**Written exercise a**
Please copy word for word the rows below, from the first row through the row containing "grid-line-y-floor bbox=[187, 391, 649, 483]", both ends included.

**Extracted text**
□ □ □ □ □ □ □

Headlining a card in Mexicali, Baja California on April eighteenth. Ten rounds at super welterweight Ortíz was a once highly touted prospect heavily pushed by HBO during his initial rise, which lasted from his debut just shy of 21 years ago until his loss against then little known Marcos René Maidana (prompting the American to utter the now infamous line "I'm too young & pretty to be out here getting beat up like this"). He would rebound with 22 months of moderate success until capturing the WBC world welterweight title against Andre Berto - just to drop it in his first defense that fall by way of a so called "sucker-punch" KO at the hands of Floyd Mayweather Jr. in 2011. Since then, it's been fits & starts - with a 4-4-1 record to show for it and long stretches of inactivity. Most recently he managed to hang on and claim a UD over .500 journeyman Todd Anthony Jermaine Manuel despite being dropped in the last round. Páez Jr. like Ortíz also hasn't fought since 2022 and like Ortíz he also debuted about two decades ago. The similarities pretty much end there. With his father a famous Mexican boxer - the nation's clown prince of the sport for a long time - he suffered the same fate as so many second generation fighters, relegated to unfairly outsized expectations he came far short of measuring up to. Unlike the charismatic and telegenic Ortíz, promoted heavily and groomed for stardom, Páez Jr. found himself slogging through a tough domestic scene with mixed results - scoring upsets over the likes of JLC and some A-side prospects but over time becoming more of an "opponent". He would mature into a solid gatekeeper - and even managed the pyrrhic victory of dropping the iron-chinned Antonio Margarito during a UD loss in 2017. Common opponents: Vivian Harris - lost via KO3 against Ortíz in 2010, defeated Páez Jr. via SD in 2014. Lee De Leon - lost via TKO2 against Ortíz in 2004 and via TKO2 against Páez Jr. in 2005. Not on BoxRec for some reason, but it's happening. Television coverage TBA.

□ □ □ □ □ □ □

**Exercise inputs**

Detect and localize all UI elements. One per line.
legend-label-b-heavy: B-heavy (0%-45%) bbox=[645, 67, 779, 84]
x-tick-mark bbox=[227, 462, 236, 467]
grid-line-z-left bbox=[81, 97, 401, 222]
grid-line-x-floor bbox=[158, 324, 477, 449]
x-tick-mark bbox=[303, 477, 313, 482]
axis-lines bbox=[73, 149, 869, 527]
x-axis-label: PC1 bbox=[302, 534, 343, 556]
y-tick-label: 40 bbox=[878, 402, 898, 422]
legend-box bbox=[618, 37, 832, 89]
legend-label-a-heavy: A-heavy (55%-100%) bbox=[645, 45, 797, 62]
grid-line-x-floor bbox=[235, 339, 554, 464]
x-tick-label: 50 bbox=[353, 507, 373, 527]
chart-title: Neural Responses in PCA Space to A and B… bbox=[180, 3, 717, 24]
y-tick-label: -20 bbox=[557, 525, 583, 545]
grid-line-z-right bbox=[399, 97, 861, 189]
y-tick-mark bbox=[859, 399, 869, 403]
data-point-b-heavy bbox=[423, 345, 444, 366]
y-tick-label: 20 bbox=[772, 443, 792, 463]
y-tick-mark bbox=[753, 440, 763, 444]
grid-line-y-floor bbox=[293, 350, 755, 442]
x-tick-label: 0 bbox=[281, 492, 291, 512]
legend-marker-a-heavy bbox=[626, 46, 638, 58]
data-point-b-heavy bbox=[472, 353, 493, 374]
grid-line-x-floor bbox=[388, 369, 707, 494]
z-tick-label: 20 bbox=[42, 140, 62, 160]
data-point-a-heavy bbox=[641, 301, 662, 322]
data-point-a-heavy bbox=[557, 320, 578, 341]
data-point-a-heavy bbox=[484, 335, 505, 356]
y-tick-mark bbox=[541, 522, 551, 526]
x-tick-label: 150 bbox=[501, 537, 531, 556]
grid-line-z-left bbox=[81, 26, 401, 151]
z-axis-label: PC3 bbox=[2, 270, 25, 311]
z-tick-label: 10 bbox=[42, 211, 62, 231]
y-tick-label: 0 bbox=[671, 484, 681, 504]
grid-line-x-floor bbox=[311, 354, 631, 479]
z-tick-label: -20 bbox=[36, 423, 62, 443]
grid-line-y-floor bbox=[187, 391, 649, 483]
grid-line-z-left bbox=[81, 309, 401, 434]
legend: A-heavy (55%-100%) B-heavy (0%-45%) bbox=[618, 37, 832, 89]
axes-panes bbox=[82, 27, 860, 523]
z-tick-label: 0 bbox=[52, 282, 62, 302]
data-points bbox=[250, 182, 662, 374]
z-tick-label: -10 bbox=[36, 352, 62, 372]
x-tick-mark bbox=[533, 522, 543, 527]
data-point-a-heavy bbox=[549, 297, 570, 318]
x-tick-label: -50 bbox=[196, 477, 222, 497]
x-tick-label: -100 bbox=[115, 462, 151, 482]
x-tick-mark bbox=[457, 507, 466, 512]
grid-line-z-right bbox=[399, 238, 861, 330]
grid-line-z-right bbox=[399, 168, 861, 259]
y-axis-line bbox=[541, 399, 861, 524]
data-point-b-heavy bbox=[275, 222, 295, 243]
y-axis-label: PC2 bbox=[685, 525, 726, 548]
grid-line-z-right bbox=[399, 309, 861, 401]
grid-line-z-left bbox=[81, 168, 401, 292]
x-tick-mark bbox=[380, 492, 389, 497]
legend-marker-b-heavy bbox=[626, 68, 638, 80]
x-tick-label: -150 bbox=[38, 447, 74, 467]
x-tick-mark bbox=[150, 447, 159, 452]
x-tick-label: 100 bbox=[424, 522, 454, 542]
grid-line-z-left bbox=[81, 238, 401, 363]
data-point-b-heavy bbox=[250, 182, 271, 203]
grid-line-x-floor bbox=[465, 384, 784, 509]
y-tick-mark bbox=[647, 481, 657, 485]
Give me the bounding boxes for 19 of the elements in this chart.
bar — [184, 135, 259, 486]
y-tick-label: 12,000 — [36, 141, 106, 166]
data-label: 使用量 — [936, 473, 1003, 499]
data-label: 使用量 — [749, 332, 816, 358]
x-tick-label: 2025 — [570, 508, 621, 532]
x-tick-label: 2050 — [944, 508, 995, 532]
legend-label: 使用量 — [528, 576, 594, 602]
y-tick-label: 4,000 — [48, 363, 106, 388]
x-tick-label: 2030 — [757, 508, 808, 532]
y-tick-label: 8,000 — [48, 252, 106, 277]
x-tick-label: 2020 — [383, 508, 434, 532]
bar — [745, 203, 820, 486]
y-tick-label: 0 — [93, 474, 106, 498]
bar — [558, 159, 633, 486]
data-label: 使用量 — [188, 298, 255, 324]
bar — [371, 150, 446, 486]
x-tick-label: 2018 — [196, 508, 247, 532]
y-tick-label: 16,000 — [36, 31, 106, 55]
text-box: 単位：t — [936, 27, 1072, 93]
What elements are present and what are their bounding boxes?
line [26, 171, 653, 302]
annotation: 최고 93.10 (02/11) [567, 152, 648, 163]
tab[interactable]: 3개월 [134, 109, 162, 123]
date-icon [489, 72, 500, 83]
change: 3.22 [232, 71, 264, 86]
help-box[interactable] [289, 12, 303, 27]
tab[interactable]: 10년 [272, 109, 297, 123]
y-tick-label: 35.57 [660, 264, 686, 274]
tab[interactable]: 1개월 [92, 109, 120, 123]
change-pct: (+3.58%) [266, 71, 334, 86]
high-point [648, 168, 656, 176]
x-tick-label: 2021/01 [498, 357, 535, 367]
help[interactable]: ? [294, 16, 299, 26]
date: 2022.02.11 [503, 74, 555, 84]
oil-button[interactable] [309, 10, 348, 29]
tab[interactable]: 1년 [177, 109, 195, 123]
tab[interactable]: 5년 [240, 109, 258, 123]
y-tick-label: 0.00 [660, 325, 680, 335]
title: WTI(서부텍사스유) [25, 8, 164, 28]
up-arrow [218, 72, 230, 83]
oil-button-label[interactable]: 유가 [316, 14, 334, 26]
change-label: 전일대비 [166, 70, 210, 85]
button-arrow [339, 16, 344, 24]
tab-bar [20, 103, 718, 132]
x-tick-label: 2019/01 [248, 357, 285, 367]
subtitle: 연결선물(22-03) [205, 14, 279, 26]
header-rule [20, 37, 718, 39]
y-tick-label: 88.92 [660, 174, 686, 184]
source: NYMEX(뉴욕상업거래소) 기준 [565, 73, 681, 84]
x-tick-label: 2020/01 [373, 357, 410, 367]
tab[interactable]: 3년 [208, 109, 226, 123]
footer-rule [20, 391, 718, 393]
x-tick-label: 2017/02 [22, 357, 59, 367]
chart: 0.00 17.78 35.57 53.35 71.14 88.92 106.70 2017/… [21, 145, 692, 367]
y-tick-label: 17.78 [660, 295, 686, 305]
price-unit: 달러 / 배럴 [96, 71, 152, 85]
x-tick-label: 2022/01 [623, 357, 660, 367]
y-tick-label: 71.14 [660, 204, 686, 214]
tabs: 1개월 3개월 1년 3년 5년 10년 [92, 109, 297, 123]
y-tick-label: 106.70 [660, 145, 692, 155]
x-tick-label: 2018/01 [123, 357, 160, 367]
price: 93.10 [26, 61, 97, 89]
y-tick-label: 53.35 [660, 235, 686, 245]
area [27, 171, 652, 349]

□ □ □ □ □ □ □

**Written exercise b**
Answer from the fight preview above, one line per question:
(i) Whom did Ortíz defeat to capture the WBC world welterweight title?
(ii) In what year did Páez Jr. drop Antonio Margarito during a UD loss?
(iii) By what result did Vivian Harris defeat Páez Jr. in 2014?

**Right answer a**
Detect and localize all UI elements. One per line.
legend-label-b-heavy: B-heavy (0%-45%) bbox=[645, 67, 779, 84]
x-tick-mark bbox=[227, 462, 236, 467]
grid-line-z-left bbox=[81, 97, 401, 222]
grid-line-x-floor bbox=[158, 324, 477, 449]
x-tick-mark bbox=[303, 477, 313, 482]
axis-lines bbox=[73, 149, 869, 527]
x-axis-label: PC1 bbox=[302, 534, 343, 556]
y-tick-label: 40 bbox=[878, 402, 898, 422]
legend-box bbox=[618, 37, 832, 89]
legend-label-a-heavy: A-heavy (55%-100%) bbox=[645, 45, 797, 62]
grid-line-x-floor bbox=[235, 339, 554, 464]
x-tick-label: 50 bbox=[353, 507, 373, 527]
chart-title: Neural Responses in PCA Space to A and B… bbox=[180, 3, 717, 24]
y-tick-label: -20 bbox=[557, 525, 583, 545]
grid-line-z-right bbox=[399, 97, 861, 189]
y-tick-mark bbox=[859, 399, 869, 403]
data-point-b-heavy bbox=[423, 345, 444, 366]
y-tick-label: 20 bbox=[772, 443, 792, 463]
y-tick-mark bbox=[753, 440, 763, 444]
grid-line-y-floor bbox=[293, 350, 755, 442]
x-tick-label: 0 bbox=[281, 492, 291, 512]
legend-marker-a-heavy bbox=[626, 46, 638, 58]
data-point-b-heavy bbox=[472, 353, 493, 374]
grid-line-x-floor bbox=[388, 369, 707, 494]
z-tick-label: 20 bbox=[42, 140, 62, 160]
data-point-a-heavy bbox=[641, 301, 662, 322]
data-point-a-heavy bbox=[557, 320, 578, 341]
data-point-a-heavy bbox=[484, 335, 505, 356]
y-tick-mark bbox=[541, 522, 551, 526]
x-tick-label: 150 bbox=[501, 537, 531, 556]
grid-line-z-left bbox=[81, 26, 401, 151]
z-axis-label: PC3 bbox=[2, 270, 25, 311]
z-tick-label: 10 bbox=[42, 211, 62, 231]
y-tick-label: 0 bbox=[671, 484, 681, 504]
grid-line-x-floor bbox=[311, 354, 631, 479]
z-tick-label: -20 bbox=[36, 423, 62, 443]
grid-line-y-floor bbox=[187, 391, 649, 483]

**Right answer b**
(i) Andre Berto
(ii) 2017
(iii) SD